抜粋本文:
▼

発育性股関節形成不全(developmental dysplasia of the hip:DDH)

今日は発育性股関節形成不全についてや。

発育性股関節形成不全?

昔は先天性股関節脱臼とも言われてたヤツや。こっちなら聞いた事があるかもしれんな。

これは赤ちゃんの時に足を真っ直ぐにした状態が続く事が原因の1つと言われてんねん。

昔は抱っこ紐が原因でなってまう事もあったらしいで。今は改良されてちゃんと赤ちゃんの足がM字になるようになってるらしいけどな。

脱臼すると治療が大変やねん。しばらく固定しとかなアカン状態になるからな。

そんな発育性股関節形成不全についてレクチャーしてくで!

発育性股関節形成不全(developmental dysplasia of the hip:DDH)とは

発育性股関節形成不全の概要

今日は発育性股関節形成不全(developmental dysplasia of the hip:DDH)についてレクチャーするで。

これは昔は先天性股関節脱臼(congential dislocation of the hip:CDH)とも呼ばれてたのは1番最初に話した通りや。

発育性股関節形成不全の原因は遺伝や先天性奇形の他に股関節に加わる機械的要因が大きいと言われとる。ちなにみ発生率は0.1%程度で女児に多く左側に多いらしいねん。なんで左側に多いのかは分からん。

先天性?

実は先天性ってついてるけど、実は生後1~2週の内に起きてる事が多いねん。

もちろん程度は様々やけどな。骨頭が完全に臼蓋から外れてるのが脱臼、はずれかかっているのを亜脱臼と呼んで、他に臼蓋形成不全なんかがあるわ。

最初から脱臼の状態になってるのは稀らしくて後天的な要因の方が大きかったから今の名称になったという訳や。

ちなみに早めに発見して治療をすれば後遺症もなく良くなる事が期待出来るらしいで。せやから3~4ヶ月に股関節検診があるんやろな。

原因内容
発育性股関節形成不全遺伝や奇形などの先天性のものと生後に股関節への機械的な要因の2つがある0.1%程度の発症率
女児に多く左側に多い
多くは生後1~2週のうちの機械的要因による脱臼がほとんど

股関節の解剖

解剖や。まぁこのへんはサラッとにするで。

骨盤骨解剖

発育性股関節形成不全の原因と臨床症状

原因としては周産期の乳児で下肢を伸ばした状態でオムツなどをする事が多いと言われとる。以前は出生数の2%程度もおったらしいで。ワシが生まれた1970年代は150万人以上が毎年生まれてたから3万人はおった計算になるな。今はかなり激減してるらしいけどな。

他の原因としては抱っこする時に下肢が伸びてしまってる事もあるらしいで。

臨床症状については、今は乳児検診で発見される事が多くなってるで。USで開排制限や脱臼が疑われてらX線撮影なんかで診断すんねん。

画像所見

発育性股関節形成不全の画像所見

次に画像所見やけど、ぱっと見、大きく脱臼しているもの以外は単純検査やと分からへんで。

▲

提供データ:
▼

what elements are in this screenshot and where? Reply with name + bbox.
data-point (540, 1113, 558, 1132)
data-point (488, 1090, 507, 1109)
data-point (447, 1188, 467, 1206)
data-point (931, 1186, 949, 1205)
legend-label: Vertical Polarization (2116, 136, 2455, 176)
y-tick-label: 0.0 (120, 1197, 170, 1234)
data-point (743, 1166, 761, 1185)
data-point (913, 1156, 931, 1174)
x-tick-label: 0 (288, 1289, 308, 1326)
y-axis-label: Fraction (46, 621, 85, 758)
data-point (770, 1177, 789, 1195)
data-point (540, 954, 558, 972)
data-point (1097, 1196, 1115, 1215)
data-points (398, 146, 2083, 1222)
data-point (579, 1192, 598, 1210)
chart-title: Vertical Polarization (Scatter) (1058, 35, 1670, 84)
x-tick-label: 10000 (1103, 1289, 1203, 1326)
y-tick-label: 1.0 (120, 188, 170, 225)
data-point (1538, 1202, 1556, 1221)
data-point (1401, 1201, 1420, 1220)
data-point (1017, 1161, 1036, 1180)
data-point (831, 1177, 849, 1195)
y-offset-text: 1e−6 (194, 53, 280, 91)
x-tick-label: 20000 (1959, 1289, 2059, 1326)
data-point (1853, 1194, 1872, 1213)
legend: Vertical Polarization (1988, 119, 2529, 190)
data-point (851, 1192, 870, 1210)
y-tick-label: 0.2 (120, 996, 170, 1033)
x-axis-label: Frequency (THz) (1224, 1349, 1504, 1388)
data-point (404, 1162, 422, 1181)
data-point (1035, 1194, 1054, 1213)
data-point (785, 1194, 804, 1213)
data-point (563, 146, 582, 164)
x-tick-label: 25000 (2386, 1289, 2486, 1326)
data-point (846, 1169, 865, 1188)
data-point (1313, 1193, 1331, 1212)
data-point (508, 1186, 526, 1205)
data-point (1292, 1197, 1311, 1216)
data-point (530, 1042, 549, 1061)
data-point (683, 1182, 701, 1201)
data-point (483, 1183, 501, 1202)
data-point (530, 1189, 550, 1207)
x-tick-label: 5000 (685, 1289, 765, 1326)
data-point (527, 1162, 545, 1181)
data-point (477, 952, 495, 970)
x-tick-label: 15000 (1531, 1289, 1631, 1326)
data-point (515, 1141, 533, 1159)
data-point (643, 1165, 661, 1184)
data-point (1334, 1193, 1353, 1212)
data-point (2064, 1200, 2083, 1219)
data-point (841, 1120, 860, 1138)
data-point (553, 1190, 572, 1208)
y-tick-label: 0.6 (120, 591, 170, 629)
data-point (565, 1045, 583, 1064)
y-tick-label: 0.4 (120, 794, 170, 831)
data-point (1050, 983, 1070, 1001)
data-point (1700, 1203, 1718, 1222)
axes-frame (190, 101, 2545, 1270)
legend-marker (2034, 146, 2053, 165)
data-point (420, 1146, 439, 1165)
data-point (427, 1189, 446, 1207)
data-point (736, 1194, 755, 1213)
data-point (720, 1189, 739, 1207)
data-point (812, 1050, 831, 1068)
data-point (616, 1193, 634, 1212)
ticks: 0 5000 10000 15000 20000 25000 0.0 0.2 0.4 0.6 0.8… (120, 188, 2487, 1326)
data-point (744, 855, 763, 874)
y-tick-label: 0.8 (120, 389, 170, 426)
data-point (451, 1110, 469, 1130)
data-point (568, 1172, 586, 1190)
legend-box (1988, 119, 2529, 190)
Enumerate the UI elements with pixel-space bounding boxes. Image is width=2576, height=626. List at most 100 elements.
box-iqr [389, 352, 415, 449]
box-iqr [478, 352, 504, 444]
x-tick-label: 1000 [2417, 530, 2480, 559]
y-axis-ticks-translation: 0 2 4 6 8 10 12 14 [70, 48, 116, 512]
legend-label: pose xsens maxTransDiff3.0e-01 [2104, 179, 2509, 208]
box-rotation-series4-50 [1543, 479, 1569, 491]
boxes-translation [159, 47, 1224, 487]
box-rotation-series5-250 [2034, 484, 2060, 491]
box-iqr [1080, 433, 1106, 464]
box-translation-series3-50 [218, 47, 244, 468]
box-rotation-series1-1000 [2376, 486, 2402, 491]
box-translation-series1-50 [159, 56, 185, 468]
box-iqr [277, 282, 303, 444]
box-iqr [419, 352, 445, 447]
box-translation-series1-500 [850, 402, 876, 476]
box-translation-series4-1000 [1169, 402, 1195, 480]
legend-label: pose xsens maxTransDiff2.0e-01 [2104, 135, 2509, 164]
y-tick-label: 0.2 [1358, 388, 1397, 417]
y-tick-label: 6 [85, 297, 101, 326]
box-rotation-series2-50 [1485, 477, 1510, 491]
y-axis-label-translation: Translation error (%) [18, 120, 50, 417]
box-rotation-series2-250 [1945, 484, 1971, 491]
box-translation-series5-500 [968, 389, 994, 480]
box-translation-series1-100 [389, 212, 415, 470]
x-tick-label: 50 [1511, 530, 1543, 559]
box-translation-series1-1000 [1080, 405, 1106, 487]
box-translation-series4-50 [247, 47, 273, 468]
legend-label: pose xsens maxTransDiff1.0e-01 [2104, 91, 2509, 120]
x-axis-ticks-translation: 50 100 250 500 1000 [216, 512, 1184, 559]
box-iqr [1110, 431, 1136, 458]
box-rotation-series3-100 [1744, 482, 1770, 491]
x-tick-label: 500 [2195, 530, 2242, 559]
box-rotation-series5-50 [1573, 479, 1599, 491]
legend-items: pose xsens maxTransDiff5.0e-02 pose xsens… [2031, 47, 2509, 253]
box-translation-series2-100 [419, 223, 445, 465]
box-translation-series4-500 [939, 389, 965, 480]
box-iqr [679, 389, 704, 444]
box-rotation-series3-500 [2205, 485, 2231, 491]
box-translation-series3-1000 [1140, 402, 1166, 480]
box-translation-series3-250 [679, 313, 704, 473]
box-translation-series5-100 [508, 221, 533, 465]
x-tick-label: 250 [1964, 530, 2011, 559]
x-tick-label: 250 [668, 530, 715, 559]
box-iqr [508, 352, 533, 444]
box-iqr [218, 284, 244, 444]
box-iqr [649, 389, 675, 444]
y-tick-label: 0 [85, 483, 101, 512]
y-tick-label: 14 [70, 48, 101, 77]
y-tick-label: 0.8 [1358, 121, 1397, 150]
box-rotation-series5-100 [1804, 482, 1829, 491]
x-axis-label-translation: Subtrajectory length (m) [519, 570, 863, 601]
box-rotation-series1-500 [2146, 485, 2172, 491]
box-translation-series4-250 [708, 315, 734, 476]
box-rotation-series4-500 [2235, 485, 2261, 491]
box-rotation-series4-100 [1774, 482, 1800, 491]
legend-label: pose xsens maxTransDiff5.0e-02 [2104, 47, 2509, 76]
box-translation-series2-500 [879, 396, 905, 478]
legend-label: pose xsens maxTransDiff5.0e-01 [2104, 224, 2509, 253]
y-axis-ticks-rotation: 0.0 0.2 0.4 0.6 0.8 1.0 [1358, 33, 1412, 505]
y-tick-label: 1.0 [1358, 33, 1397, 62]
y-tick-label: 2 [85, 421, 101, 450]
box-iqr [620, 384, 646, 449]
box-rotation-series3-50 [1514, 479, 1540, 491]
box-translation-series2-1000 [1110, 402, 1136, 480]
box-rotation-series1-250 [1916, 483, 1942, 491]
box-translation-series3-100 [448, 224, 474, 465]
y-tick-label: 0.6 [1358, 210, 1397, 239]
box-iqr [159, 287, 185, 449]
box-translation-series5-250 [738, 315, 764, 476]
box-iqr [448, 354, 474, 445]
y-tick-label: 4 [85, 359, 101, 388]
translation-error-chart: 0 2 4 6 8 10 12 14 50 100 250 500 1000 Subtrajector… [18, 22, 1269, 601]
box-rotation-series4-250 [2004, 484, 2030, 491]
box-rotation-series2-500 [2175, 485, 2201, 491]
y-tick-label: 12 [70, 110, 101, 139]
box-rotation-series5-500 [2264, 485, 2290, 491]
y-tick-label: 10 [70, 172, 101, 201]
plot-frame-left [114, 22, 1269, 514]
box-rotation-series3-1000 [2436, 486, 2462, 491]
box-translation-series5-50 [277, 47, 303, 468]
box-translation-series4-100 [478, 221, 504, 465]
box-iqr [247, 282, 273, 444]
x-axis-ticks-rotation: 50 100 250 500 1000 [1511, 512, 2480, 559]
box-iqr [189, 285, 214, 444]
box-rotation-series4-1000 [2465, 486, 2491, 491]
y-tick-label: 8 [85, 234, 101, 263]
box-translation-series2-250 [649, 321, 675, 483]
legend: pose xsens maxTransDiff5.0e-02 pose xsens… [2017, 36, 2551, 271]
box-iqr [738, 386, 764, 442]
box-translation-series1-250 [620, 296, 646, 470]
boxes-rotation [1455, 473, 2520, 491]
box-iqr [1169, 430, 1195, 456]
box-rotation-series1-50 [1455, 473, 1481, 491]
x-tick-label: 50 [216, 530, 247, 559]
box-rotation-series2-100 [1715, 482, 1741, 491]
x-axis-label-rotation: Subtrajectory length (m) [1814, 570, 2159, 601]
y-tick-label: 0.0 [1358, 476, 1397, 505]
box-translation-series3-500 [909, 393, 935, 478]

▲

課題の指示:
1. 抜粋本文のうち、「発育性股関節形成不全(developmental dysplasia of the hip:DDH)とは」から「of the hip:CDH)とも呼ばれてたのは1番最初に話した通りや。」までを、両端の語句も含めてそのまま返してください。
2. 次の(a)〜(c)は抜粋本文の内容と一致していますか? それぞれ「はい」か「いいえ」で答え、判断の決め手となる本文の語句をそのまま引用してください。(a) 発生率は1%程度とされている。(b) 女児に多いとされている。(c) 早めに発見して治療すれば、後遺症なく良くなることが期待できるとされている。
アイテムは抜粋本文とは別の出典から取られたものです。

想定される解答:
1.
発育性股関節形成不全(developmental dysplasia of the hip:DDH)とは

発育性股関節形成不全の概要

今日は発育性股関節形成不全(developmental dysplasia of the hip:DDH)についてレクチャーするで。

これは昔は先天性股関節脱臼(congential dislocation of the hip:CDH)とも呼ばれてたのは1番最初に話した通りや。

2.
(a) いいえ。「発生率は0.1%程度」
(b) はい。「女児に多く左側に多いらしいねん」
(c) はい。「早めに発見して治療をすれば後遺症もなく良くなる事が期待出来るらしいで」